• _Provided passage_
▽

There may be a terrorist on the loose. No, I’m not talking about what happened in Paris.
On Tuesday an improvised explosive device detonated outside a building in Colorado Springs, Colo., that houses the offices of the local chapter of the NAACP. Yet, this story, which could be an act of domestic terrorism, has been overshadowed almost completely by the tragedy in Paris.
This is not to minimize the horror of what occurred Wednesday at the offices of Charlie Hebdo, in which 12 people were killed in a terrorist attack. Still, it’s a bit hard to understand how an act that appears to be domestic terrorism and was perpetrated against a civil rights groups — in the wake of growing racial tensions over Ferguson, Staten Island, and Cleveland — is not a bigger news story.
It only took hours after the shooting in Paris — when the killers had still not been identified — for cable news shows and web media to jump to conclusions about the motive for the attack and the larger strategic implications. Was it ISIS or Al Qaeda? Had the killers come from Syria? Were the principles of free press and free speech under assault?

△

• _Required action A_
Repeat the passage on the Colorado Springs explosion word for word, starting at "On Tuesday an" and ending at "tragedy in Paris.".
• _Required action B_
Name every place that the passage on the Colorado Springs explosion links to growing racial tensions.
• _Required action C_
According to the passage on the Colorado Springs explosion, how many people were killed in the attack at the Charlie Hebdo offices?
The material that comes next is drawn from a separate, unrelated source.

(Dataset excerpts)
▽

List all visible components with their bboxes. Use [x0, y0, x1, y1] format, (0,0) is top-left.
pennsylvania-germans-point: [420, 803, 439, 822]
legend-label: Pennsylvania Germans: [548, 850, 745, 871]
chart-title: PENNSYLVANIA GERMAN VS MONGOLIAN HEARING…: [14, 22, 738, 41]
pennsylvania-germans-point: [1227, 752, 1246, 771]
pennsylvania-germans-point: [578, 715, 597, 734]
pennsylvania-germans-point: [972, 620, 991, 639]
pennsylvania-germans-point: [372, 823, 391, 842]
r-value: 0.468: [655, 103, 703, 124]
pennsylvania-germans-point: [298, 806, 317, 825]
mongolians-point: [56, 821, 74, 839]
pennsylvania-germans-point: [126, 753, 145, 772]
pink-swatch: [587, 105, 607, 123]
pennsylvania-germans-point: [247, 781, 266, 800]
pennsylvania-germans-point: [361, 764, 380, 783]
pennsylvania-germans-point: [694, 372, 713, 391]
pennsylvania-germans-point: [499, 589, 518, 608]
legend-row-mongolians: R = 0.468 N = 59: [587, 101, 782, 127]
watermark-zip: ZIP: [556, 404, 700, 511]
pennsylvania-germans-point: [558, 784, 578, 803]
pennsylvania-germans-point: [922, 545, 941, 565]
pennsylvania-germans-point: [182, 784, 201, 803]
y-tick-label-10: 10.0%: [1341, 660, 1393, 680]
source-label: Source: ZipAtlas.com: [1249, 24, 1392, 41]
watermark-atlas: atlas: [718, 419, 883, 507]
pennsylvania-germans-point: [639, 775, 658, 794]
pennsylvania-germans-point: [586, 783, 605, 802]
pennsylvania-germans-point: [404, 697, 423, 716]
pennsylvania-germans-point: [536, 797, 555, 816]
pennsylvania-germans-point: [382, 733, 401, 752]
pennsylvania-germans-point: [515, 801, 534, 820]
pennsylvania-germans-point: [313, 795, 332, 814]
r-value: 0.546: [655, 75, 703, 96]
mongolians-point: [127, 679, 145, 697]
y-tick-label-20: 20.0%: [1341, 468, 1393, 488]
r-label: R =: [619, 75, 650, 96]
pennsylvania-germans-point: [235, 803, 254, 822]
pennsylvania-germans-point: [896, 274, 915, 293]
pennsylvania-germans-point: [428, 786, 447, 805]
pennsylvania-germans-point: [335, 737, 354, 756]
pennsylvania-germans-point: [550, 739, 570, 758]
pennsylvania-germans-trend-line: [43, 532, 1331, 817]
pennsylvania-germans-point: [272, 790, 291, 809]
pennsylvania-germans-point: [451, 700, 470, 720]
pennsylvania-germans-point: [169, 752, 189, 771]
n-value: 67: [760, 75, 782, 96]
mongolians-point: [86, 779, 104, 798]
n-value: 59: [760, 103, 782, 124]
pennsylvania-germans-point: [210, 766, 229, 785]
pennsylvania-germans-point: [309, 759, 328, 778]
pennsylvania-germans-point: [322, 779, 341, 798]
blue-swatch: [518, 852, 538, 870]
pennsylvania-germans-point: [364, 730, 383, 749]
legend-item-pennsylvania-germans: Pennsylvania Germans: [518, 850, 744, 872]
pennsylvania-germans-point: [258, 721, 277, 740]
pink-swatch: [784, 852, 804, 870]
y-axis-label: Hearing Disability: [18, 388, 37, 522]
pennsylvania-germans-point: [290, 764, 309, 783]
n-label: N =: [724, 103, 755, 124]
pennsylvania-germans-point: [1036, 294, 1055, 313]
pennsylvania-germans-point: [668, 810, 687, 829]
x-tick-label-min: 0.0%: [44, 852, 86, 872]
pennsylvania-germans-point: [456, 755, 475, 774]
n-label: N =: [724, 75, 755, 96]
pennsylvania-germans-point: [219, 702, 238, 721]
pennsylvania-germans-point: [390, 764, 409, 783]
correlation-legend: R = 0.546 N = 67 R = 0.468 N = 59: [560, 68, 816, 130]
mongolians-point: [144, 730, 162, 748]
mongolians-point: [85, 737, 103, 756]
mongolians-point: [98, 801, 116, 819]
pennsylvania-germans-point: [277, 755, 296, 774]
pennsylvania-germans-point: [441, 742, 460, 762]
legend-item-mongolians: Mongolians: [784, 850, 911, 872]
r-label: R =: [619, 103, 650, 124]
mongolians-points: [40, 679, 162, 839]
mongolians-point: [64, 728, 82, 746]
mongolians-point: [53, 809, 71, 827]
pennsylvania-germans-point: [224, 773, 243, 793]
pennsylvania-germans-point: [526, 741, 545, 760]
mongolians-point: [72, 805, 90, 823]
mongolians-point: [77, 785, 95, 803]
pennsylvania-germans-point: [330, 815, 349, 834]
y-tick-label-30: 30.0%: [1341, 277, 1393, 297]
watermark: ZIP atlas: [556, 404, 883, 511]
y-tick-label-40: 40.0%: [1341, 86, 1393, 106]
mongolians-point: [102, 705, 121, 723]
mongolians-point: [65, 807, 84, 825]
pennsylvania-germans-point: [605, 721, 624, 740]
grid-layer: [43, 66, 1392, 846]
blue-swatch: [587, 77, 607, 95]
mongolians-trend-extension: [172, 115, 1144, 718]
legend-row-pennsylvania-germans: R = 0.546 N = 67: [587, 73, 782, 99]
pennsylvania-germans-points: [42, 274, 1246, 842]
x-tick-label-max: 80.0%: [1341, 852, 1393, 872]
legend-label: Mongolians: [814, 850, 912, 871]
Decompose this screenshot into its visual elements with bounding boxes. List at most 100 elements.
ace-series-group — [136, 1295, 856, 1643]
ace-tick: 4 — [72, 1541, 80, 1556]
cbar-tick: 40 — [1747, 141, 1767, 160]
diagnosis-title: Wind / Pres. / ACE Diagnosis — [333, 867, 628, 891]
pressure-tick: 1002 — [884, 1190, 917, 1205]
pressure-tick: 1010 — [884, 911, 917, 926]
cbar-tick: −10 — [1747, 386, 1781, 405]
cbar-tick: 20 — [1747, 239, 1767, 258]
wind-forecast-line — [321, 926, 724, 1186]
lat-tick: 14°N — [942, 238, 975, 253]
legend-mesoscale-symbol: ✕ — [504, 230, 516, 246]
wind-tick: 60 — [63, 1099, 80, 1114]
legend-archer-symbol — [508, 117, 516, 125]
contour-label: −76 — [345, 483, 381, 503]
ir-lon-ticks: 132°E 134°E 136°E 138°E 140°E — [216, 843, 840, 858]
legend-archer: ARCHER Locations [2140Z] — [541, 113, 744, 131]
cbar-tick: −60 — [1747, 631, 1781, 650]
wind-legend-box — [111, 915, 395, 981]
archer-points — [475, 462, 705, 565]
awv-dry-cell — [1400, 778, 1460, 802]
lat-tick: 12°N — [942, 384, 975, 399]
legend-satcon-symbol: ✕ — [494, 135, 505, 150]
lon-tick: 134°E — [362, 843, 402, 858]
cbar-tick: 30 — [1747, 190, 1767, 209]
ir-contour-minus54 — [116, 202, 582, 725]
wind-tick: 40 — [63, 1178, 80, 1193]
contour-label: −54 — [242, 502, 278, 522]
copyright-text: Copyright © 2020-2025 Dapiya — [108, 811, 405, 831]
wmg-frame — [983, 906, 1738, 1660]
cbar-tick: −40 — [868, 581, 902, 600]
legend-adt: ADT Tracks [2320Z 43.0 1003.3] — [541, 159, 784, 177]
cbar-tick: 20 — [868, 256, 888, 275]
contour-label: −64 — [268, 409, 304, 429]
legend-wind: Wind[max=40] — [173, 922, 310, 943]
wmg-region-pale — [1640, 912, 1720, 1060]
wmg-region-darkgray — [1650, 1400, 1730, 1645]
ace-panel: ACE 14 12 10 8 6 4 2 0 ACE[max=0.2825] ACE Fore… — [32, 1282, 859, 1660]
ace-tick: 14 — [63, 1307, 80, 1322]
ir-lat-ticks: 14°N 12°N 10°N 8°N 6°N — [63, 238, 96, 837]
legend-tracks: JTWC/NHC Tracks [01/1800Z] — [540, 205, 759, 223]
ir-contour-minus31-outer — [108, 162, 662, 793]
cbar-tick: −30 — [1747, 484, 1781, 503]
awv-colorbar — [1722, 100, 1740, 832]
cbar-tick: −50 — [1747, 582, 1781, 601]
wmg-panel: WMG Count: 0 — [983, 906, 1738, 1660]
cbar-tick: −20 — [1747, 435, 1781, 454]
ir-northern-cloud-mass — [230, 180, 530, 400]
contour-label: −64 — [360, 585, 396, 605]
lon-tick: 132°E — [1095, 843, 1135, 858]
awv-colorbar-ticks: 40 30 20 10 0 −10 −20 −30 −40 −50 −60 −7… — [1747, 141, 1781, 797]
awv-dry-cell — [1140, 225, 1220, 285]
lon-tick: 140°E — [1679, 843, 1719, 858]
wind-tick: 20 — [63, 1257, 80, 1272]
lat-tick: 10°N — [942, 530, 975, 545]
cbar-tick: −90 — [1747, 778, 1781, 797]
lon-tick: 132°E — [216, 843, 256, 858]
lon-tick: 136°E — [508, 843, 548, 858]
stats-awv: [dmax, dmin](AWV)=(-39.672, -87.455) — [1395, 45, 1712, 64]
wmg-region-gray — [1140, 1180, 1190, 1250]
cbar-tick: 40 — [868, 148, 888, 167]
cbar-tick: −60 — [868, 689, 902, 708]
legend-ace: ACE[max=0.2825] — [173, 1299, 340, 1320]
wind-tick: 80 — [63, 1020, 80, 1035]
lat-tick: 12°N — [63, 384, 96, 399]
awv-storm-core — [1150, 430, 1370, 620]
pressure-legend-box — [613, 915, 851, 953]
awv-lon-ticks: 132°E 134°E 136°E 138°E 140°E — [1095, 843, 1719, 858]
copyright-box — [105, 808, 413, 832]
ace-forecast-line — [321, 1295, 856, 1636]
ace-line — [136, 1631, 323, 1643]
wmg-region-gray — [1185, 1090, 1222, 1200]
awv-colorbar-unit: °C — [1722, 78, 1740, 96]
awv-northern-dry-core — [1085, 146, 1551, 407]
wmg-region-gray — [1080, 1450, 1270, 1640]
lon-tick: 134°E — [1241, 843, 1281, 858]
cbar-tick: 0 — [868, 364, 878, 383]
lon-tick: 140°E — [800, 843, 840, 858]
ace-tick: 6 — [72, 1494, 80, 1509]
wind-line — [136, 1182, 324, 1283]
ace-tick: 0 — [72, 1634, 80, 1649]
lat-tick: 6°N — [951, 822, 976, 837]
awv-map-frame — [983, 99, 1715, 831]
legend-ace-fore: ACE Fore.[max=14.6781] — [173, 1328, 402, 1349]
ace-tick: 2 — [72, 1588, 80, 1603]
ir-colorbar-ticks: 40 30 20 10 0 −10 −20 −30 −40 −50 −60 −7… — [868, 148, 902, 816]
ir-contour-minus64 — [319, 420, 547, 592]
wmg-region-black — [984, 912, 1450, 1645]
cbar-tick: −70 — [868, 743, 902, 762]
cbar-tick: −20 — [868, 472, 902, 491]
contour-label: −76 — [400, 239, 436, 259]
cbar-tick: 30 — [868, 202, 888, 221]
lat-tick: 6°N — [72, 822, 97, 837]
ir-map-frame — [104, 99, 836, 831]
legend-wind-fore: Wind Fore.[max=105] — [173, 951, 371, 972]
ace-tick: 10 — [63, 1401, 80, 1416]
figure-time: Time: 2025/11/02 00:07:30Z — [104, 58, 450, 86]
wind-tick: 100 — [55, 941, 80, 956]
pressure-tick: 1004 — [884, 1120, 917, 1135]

△

• _Exercise result A_
On Tuesday an improvised explosive device detonated outside a building in Colorado Springs, Colo., that houses the offices of the local chapter of the NAACP. Yet, this story, which could be an act of domestic terrorism, has been overshadowed almost completely by the tragedy in Paris.

• _Exercise result B_
Ferguson, Staten Island, Cleveland

• _Exercise result C_
12 people.